* Task to complete
Reproduce the complete listing without any deviation.
--- Begin Records for processing ---
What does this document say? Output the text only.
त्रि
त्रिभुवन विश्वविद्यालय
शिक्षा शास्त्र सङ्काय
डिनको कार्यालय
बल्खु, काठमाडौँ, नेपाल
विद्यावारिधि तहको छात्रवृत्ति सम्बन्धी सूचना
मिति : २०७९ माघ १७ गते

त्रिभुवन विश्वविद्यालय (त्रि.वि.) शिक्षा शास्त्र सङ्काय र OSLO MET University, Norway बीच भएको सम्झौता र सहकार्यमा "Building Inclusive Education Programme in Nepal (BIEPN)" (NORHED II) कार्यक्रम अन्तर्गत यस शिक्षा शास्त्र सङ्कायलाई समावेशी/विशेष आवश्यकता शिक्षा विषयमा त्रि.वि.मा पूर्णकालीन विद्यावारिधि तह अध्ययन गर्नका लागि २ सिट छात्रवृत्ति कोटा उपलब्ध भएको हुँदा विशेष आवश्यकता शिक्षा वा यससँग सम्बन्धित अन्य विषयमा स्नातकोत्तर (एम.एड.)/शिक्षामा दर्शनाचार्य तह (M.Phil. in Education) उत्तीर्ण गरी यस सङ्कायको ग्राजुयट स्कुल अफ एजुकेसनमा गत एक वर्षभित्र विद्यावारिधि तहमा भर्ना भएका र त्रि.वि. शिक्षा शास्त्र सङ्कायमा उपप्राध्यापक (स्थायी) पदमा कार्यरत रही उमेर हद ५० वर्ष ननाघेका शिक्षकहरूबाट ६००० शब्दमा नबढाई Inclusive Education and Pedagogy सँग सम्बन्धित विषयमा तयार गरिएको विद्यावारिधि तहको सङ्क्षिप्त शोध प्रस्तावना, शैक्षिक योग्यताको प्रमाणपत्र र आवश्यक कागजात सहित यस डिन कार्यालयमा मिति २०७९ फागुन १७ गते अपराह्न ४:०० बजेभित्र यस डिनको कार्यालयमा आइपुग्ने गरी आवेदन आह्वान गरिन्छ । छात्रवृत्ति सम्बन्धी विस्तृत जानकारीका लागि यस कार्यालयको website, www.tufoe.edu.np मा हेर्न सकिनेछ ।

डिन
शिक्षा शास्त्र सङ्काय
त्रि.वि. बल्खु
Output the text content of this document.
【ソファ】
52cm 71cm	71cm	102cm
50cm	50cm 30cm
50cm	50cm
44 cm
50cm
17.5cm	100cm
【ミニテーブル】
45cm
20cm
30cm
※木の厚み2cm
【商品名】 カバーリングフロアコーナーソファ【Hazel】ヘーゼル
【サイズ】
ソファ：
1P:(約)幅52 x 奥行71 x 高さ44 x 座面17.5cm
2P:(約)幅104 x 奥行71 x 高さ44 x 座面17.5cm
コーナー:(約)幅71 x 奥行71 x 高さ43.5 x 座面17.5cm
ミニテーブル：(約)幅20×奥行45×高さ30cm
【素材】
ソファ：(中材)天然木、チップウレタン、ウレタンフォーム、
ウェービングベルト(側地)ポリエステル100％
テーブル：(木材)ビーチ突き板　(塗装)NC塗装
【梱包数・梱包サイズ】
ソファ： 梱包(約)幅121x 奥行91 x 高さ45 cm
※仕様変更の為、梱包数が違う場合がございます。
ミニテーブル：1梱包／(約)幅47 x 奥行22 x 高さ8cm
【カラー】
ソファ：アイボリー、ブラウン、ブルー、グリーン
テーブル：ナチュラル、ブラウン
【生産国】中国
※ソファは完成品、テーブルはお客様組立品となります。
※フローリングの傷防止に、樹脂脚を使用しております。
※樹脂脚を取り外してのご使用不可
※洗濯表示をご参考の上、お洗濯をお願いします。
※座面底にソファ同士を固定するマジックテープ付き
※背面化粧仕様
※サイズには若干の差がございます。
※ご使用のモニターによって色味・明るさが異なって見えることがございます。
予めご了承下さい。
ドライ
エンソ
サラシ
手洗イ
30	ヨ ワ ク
--- End Records for processing ---
* Task output
What does this document say? Output the text only.
त्रि
त्रिभुवन विश्वविद्यालय
शिक्षा शास्त्र सङ्काय
डिनको कार्यालय
बल्खु, काठमाडौँ, नेपाल
विद्यावारिधि तहको छात्रवृत्ति सम्बन्धी सूचना
मिति : २०७९ माघ १७ गते

त्रिभुवन विश्वविद्यालय (त्रि.वि.) शिक्षा शास्त्र सङ्काय र OSLO MET University, Norway बीच भएको सम्झौता र सहकार्यमा "Building Inclusive Education Programme in Nepal (BIEPN)" (NORHED II) कार्यक्रम अन्तर्गत यस शिक्षा शास्त्र सङ्कायलाई समावेशी/विशेष आवश्यकता शिक्षा विषयमा त्रि.वि.मा पूर्णकालीन विद्यावारिधि तह अध्ययन गर्नका लागि २ सिट छात्रवृत्ति कोटा उपलब्ध भएको हुँदा विशेष आवश्यकता शिक्षा वा यससँग सम्बन्धित अन्य विषयमा स्नातकोत्तर (एम.एड.)/शिक्षामा दर्शनाचार्य तह (M.Phil. in Education) उत्तीर्ण गरी यस सङ्कायको ग्राजुयट स्कुल अफ एजुकेसनमा गत एक वर्षभित्र विद्यावारिधि तहमा भर्ना भएका र त्रि.वि. शिक्षा शास्त्र सङ्कायमा उपप्राध्यापक (स्थायी) पदमा कार्यरत रही उमेर हद ५० वर्ष ननाघेका शिक्षकहरूबाट ६००० शब्दमा नबढाई Inclusive Education and Pedagogy सँग सम्बन्धित विषयमा तयार गरिएको विद्यावारिधि तहको सङ्क्षिप्त शोध प्रस्तावना, शैक्षिक योग्यताको प्रमाणपत्र र आवश्यक कागजात सहित यस डिन कार्यालयमा मिति २०७९ फागुन १७ गते अपराह्न ४:०० बजेभित्र यस डिनको कार्यालयमा आइपुग्ने गरी आवेदन आह्वान गरिन्छ । छात्रवृत्ति सम्बन्धी विस्तृत जानकारीका लागि यस कार्यालयको website, www.tufoe.edu.np मा हेर्न सकिनेछ ।

डिन
शिक्षा शास्त्र सङ्काय
त्रि.वि. बल्खु
Output the text content of this document.
【ソファ】
52cm 71cm	71cm	102cm
50cm	50cm 30cm
50cm	50cm
44 cm
50cm
17.5cm	100cm
【ミニテーブル】
45cm
20cm
30cm
※木の厚み2cm
【商品名】 カバーリングフロアコーナーソファ【Hazel】ヘーゼル
【サイズ】
ソファ：
1P:(約)幅52 x 奥行71 x 高さ44 x 座面17.5cm
2P:(約)幅104 x 奥行71 x 高さ44 x 座面17.5cm
コーナー:(約)幅71 x 奥行71 x 高さ43.5 x 座面17.5cm
ミニテーブル：(約)幅20×奥行45×高さ30cm
【素材】
ソファ：(中材)天然木、チップウレタン、ウレタンフォーム、
ウェービングベルト(側地)ポリエステル100％
テーブル：(木材)ビーチ突き板　(塗装)NC塗装
【梱包数・梱包サイズ】
ソファ： 梱包(約)幅121x 奥行91 x 高さ45 cm
※仕様変更の為、梱包数が違う場合がございます。
ミニテーブル：1梱包／(約)幅47 x 奥行22 x 高さ8cm
【カラー】
ソファ：アイボリー、ブラウン、ブルー、グリーン
テーブル：ナチュラル、ブラウン
【生産国】中国
※ソファは完成品、テーブルはお客様組立品となります。
※フローリングの傷防止に、樹脂脚を使用しております。
※樹脂脚を取り外してのご使用不可
※洗濯表示をご参考の上、お洗濯をお願いします。
※座面底にソファ同士を固定するマジックテープ付き
※背面化粧仕様
※サイズには若干の差がございます。
※ご使用のモニターによって色味・明るさが異なって見えることがございます。
予めご了承下さい。
ドライ
エンソ
サラシ
手洗イ
30	ヨ ワ ク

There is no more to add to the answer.